§ SET TASK:
Of the lines in the listing, how many include the string "sile"? Write the number and nothing else.

────────────────────────────────────────

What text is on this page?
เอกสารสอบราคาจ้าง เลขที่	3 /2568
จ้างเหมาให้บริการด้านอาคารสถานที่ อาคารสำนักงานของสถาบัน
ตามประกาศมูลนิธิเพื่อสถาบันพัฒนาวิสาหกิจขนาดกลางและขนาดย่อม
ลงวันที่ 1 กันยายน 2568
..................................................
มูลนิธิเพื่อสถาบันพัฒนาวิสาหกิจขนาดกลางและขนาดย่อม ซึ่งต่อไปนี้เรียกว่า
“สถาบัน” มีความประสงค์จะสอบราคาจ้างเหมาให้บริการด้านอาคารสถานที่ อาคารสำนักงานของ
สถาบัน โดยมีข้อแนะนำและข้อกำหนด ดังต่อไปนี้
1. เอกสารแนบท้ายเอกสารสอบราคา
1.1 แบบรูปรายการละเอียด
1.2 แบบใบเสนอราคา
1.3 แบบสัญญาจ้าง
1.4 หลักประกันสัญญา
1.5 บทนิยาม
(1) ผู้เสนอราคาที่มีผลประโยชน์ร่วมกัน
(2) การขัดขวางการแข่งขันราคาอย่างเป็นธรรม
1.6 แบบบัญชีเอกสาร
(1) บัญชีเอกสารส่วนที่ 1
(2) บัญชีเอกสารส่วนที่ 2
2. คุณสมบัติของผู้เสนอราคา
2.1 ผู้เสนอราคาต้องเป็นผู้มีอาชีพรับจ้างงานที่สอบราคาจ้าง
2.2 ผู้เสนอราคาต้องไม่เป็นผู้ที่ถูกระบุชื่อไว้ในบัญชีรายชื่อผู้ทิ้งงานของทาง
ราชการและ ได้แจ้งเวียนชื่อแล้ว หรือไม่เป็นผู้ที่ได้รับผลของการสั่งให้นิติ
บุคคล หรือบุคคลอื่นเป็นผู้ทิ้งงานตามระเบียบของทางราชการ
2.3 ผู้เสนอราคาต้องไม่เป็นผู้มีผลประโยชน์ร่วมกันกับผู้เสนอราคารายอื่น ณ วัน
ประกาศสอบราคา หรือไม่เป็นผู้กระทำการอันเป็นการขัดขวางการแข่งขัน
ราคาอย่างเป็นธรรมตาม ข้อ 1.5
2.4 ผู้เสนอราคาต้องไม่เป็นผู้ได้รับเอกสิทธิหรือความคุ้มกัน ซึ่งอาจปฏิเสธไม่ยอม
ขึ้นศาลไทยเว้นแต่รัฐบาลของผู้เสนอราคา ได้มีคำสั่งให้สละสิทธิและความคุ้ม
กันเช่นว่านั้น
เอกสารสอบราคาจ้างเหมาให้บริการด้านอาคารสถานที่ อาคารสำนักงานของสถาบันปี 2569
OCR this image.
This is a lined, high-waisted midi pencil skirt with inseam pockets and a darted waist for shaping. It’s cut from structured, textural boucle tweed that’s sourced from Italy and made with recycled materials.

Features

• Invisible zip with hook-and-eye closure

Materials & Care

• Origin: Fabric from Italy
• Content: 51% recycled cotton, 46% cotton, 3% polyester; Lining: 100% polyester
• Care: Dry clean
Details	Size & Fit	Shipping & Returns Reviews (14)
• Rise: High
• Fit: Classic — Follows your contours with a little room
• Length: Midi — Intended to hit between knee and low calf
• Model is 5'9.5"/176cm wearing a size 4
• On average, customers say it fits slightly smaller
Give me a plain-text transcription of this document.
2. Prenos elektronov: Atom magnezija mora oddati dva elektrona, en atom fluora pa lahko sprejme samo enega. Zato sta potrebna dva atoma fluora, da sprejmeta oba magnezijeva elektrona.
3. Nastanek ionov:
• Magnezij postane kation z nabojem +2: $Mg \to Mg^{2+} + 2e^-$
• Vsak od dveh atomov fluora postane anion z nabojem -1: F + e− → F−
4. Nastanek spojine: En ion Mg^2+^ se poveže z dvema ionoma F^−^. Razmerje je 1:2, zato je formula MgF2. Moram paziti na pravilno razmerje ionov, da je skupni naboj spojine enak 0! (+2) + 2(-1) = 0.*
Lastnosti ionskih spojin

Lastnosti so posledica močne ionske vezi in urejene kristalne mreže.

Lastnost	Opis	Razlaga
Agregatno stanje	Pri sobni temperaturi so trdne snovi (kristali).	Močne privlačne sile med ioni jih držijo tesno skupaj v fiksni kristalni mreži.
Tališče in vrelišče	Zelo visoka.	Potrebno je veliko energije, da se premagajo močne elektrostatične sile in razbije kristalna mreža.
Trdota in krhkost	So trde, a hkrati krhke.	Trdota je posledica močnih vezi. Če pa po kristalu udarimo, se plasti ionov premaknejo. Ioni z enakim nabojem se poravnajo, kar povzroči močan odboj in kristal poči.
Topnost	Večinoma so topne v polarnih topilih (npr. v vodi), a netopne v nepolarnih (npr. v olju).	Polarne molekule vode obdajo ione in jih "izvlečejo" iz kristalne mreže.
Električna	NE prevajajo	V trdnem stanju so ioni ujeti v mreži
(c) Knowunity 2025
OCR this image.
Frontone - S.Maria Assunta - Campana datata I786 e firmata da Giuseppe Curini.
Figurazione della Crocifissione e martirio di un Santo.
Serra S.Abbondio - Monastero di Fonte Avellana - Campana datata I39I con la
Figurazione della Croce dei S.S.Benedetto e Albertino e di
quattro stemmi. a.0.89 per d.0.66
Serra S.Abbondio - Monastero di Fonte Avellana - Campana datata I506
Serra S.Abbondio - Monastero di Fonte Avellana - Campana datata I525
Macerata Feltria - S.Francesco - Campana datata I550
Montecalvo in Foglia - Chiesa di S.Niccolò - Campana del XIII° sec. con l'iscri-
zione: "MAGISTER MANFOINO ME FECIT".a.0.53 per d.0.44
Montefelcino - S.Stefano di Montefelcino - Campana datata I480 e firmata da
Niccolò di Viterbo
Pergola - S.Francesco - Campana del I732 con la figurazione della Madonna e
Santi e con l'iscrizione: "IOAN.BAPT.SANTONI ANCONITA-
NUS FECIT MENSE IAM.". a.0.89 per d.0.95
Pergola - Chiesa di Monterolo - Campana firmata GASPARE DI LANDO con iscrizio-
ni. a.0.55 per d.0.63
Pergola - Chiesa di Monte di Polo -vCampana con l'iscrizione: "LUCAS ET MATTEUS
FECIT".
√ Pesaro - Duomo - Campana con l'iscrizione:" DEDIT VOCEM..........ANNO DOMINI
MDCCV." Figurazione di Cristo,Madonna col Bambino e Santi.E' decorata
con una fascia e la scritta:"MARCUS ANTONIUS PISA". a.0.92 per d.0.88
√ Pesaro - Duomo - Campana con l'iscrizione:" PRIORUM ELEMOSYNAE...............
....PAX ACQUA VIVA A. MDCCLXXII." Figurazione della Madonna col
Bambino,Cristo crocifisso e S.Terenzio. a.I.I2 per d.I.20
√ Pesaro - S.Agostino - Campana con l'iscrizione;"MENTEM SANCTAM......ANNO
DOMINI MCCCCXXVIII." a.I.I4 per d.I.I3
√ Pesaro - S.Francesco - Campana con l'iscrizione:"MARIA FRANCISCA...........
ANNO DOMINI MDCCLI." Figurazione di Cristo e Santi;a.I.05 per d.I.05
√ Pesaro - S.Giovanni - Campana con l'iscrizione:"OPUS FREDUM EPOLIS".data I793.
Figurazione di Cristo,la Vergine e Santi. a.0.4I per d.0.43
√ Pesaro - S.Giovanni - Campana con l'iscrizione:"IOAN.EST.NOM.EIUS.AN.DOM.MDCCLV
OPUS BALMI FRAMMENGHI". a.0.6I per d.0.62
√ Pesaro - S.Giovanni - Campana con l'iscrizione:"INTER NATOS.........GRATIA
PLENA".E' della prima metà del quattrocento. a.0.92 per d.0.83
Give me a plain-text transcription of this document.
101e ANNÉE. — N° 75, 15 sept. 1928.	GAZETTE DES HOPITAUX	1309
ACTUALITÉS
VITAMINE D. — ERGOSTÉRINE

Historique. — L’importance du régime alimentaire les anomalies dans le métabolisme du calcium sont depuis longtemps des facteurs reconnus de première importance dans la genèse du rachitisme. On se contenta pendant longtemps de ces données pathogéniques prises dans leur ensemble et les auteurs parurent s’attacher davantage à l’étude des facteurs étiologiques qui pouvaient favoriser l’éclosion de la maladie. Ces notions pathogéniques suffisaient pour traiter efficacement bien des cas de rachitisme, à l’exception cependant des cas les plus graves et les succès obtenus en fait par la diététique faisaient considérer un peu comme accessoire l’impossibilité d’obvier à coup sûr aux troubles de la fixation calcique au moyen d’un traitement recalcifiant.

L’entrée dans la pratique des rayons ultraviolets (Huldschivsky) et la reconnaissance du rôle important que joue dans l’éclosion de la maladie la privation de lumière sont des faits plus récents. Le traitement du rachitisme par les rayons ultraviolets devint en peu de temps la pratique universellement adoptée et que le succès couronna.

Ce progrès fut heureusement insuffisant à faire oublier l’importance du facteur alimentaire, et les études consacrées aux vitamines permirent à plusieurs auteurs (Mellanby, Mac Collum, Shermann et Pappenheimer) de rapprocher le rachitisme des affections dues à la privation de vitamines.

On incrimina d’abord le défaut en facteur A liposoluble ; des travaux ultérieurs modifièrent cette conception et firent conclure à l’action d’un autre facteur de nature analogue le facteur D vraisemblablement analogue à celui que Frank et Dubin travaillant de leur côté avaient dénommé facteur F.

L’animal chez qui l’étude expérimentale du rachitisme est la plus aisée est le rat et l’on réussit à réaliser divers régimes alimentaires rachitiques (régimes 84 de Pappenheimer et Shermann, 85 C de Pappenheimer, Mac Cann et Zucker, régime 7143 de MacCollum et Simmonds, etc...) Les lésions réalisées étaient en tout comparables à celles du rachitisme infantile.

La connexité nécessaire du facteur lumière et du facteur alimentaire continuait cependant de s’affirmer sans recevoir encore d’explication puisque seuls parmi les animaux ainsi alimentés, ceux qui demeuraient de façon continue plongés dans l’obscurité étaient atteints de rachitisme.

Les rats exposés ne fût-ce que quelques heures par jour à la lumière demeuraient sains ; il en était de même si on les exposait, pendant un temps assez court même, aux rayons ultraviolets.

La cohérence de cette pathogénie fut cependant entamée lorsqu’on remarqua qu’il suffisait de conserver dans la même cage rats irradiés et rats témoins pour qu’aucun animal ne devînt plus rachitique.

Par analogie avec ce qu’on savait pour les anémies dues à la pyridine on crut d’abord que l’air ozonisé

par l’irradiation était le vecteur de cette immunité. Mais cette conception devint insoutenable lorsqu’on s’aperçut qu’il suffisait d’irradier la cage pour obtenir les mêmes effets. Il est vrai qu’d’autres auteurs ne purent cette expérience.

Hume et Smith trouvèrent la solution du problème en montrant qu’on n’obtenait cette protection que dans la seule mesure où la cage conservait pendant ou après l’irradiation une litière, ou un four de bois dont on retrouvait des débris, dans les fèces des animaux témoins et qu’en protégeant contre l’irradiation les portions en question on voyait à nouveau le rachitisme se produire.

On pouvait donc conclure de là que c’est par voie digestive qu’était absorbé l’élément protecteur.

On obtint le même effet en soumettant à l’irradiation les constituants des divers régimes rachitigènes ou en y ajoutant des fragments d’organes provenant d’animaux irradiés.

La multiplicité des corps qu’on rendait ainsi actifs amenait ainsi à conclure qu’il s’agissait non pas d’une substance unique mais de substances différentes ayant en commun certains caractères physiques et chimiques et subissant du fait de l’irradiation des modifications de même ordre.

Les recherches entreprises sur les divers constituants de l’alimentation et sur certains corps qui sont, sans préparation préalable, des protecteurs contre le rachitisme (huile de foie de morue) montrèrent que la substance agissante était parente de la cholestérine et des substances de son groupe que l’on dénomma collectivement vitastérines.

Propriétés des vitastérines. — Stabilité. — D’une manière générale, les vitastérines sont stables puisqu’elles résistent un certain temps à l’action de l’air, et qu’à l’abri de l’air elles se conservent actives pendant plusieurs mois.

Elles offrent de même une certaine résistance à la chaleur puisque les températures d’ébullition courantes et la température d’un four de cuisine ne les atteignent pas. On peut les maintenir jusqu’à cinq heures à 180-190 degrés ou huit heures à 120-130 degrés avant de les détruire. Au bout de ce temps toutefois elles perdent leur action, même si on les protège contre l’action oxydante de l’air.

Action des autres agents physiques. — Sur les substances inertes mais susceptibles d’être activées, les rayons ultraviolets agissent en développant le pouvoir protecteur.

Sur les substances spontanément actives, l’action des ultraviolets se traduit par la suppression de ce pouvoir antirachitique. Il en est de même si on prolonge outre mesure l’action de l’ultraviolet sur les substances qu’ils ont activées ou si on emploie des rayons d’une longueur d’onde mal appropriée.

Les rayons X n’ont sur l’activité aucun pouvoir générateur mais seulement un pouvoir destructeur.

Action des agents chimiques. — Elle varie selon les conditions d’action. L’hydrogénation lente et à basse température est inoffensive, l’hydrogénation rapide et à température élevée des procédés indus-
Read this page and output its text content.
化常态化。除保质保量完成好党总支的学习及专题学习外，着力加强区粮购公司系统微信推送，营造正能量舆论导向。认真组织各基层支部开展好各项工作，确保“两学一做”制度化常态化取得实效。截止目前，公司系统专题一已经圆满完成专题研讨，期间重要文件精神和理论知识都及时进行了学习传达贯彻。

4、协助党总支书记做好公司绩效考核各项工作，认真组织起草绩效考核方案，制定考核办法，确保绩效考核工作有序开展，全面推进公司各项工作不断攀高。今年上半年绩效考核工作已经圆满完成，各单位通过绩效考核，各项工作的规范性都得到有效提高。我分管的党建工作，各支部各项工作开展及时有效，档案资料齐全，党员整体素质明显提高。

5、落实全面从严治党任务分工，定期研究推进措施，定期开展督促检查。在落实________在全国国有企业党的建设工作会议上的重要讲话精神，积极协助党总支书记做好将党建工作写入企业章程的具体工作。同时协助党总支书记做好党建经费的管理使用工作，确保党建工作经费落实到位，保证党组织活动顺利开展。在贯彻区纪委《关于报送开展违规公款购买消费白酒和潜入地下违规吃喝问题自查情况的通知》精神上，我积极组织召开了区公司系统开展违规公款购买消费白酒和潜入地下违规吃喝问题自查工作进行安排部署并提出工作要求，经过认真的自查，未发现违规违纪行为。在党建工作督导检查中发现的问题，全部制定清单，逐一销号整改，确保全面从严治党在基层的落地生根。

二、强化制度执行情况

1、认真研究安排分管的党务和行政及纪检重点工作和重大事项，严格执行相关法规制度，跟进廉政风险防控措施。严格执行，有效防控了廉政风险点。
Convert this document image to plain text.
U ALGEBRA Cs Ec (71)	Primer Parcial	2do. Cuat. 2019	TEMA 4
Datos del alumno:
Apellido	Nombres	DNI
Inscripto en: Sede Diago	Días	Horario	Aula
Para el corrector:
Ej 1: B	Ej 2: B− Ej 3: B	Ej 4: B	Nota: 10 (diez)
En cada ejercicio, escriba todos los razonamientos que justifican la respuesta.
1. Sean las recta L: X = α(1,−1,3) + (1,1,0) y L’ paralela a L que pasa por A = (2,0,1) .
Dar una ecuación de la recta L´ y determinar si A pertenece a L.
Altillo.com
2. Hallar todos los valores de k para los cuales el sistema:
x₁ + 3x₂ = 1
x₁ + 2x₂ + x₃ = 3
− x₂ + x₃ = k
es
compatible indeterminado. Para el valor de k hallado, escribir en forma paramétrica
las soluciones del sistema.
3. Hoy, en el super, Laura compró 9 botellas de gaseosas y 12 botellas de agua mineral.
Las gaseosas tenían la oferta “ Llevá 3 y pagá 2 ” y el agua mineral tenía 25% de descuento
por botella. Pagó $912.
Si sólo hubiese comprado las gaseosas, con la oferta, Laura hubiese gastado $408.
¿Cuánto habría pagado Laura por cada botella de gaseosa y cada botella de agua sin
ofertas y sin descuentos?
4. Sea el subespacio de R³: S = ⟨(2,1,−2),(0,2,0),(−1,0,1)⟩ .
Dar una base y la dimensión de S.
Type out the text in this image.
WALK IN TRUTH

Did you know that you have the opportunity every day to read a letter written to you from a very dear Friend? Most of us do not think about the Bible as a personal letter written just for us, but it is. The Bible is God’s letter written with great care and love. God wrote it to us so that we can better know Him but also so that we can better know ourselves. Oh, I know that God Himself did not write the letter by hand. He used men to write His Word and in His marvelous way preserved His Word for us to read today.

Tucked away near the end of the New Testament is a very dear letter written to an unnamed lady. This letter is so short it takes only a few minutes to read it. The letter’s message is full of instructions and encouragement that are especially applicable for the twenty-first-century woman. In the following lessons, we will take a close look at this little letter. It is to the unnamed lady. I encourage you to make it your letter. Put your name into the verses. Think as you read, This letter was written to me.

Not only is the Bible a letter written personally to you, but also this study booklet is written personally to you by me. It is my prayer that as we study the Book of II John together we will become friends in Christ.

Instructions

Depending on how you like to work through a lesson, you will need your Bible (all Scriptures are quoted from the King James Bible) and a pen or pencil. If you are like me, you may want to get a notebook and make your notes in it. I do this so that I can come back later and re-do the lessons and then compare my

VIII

────────────────────────────────────────

§ RESULT OF THIS EXERCISE:
2